#### EXERCISE:
State only how many lines contain the string "author".
☆ ☆ ☆ ☆ ☆
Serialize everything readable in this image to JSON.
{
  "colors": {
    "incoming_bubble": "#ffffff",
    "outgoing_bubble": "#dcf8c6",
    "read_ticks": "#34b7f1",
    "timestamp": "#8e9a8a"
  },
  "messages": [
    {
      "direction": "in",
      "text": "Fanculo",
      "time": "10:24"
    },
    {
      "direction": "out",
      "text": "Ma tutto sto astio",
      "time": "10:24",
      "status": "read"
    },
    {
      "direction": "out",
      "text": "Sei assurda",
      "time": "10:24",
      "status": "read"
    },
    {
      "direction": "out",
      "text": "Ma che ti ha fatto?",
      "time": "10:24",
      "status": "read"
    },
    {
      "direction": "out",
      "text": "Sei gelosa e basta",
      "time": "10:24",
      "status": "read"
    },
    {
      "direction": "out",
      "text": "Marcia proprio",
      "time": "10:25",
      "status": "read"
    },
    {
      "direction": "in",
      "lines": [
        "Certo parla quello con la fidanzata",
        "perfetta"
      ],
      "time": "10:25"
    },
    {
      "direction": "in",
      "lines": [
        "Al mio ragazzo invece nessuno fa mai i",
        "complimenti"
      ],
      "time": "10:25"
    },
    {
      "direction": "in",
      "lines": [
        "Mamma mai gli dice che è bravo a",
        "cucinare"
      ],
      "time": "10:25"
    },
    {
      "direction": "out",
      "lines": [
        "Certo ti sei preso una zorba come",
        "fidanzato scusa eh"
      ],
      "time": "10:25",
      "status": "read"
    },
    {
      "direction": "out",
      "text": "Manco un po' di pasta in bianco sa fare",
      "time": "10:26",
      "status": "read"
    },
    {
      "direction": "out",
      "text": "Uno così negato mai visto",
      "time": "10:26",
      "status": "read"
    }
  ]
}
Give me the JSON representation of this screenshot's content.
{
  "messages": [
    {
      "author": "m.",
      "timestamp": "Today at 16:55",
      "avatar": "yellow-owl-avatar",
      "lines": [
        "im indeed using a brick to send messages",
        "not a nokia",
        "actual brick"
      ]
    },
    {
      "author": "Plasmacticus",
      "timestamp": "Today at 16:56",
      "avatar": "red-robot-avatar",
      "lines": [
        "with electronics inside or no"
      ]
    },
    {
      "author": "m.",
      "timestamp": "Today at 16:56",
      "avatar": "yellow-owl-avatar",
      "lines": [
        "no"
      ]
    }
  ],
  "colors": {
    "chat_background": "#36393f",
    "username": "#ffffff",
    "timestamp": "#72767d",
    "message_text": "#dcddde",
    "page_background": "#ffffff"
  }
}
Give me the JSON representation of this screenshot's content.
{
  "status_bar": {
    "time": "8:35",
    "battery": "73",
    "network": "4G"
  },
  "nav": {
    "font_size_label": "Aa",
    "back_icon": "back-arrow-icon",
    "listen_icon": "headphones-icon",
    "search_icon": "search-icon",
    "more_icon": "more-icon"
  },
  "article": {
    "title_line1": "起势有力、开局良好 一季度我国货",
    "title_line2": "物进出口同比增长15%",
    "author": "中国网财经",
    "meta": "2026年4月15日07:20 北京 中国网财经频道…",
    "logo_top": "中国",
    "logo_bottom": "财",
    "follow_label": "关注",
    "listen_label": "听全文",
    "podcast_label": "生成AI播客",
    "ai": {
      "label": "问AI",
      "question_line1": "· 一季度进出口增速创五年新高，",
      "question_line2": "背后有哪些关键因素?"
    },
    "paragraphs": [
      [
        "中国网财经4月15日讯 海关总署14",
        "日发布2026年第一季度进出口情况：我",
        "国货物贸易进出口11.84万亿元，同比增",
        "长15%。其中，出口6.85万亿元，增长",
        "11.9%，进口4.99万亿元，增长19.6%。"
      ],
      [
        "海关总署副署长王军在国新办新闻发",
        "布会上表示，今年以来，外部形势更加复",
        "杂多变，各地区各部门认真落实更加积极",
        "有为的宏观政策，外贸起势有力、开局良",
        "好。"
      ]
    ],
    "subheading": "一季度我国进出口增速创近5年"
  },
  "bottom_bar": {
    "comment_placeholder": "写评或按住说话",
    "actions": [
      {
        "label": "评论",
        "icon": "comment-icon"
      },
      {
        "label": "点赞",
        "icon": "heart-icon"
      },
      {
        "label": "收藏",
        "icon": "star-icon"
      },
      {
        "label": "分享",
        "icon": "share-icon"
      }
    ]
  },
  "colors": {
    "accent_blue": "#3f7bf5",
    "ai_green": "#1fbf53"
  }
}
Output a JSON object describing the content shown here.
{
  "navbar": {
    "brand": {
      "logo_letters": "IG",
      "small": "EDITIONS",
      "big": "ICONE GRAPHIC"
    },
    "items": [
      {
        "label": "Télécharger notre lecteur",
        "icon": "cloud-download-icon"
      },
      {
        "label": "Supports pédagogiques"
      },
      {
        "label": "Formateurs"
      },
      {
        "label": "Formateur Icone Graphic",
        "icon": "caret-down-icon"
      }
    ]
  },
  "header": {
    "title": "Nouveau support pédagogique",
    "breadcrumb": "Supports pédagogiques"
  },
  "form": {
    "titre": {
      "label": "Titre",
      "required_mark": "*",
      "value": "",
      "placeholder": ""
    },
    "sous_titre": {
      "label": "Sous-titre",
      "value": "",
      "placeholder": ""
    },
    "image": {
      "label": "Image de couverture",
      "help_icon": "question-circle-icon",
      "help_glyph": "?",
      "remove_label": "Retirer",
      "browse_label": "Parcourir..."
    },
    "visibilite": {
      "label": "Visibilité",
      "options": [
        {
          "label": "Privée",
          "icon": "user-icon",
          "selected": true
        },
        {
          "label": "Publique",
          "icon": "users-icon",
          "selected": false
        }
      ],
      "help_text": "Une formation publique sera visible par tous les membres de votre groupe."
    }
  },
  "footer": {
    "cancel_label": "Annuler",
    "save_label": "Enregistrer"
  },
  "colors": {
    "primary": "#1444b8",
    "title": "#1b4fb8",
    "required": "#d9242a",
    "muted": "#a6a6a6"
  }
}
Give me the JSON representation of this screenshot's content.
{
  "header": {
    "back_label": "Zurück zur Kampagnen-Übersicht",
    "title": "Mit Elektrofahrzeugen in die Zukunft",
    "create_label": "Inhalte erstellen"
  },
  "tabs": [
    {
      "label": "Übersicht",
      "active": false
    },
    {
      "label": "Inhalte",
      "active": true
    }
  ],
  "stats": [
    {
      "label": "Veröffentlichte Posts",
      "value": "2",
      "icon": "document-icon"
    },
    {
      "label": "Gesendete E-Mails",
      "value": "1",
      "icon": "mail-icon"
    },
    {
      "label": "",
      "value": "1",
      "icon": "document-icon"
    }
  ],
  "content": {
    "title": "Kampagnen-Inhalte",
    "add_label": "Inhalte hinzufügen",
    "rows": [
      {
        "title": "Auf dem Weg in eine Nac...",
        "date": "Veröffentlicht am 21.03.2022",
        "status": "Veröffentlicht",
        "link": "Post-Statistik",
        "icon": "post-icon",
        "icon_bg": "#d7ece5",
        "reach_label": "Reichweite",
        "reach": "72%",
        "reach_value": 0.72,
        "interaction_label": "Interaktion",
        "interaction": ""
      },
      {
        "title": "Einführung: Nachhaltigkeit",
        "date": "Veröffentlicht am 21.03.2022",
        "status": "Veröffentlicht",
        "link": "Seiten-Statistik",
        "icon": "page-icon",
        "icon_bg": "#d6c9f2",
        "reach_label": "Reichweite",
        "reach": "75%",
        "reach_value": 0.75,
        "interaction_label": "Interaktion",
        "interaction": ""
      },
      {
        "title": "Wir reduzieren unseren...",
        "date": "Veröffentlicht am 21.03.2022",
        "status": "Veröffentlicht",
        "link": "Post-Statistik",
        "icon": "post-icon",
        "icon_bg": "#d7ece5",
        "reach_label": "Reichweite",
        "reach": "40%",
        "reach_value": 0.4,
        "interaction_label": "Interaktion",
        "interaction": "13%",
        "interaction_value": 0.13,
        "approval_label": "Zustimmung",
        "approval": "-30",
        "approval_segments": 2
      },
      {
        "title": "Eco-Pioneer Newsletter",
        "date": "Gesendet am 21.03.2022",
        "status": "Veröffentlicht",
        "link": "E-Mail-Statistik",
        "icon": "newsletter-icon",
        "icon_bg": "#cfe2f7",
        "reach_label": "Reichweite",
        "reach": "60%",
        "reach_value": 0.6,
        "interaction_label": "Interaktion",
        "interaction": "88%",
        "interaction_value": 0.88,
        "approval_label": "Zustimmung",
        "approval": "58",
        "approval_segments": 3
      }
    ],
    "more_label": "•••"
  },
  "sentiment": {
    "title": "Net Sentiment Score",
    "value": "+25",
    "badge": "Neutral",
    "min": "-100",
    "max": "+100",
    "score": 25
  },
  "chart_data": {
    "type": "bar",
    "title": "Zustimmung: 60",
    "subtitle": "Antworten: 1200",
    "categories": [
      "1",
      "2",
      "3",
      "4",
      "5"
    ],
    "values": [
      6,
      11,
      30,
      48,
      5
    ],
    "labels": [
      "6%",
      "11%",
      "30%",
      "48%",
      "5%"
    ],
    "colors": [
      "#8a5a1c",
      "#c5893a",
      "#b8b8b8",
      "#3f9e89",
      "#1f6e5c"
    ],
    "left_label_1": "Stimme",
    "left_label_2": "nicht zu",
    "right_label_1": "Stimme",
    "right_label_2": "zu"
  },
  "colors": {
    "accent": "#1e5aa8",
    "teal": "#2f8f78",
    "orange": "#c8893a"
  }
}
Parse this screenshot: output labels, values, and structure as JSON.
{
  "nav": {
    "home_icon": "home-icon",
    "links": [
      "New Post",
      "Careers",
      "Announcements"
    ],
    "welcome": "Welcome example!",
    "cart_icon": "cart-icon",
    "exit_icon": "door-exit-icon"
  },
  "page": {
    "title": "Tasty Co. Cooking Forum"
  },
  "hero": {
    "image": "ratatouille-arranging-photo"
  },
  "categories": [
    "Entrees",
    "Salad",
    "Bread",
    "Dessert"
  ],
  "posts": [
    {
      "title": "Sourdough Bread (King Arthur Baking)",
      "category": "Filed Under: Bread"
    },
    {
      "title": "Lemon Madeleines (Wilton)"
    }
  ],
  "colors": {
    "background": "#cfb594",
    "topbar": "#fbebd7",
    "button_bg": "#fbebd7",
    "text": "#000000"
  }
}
☆ ☆ ☆ ☆ ☆
#### SOLUTION FOR THIS TASK:
4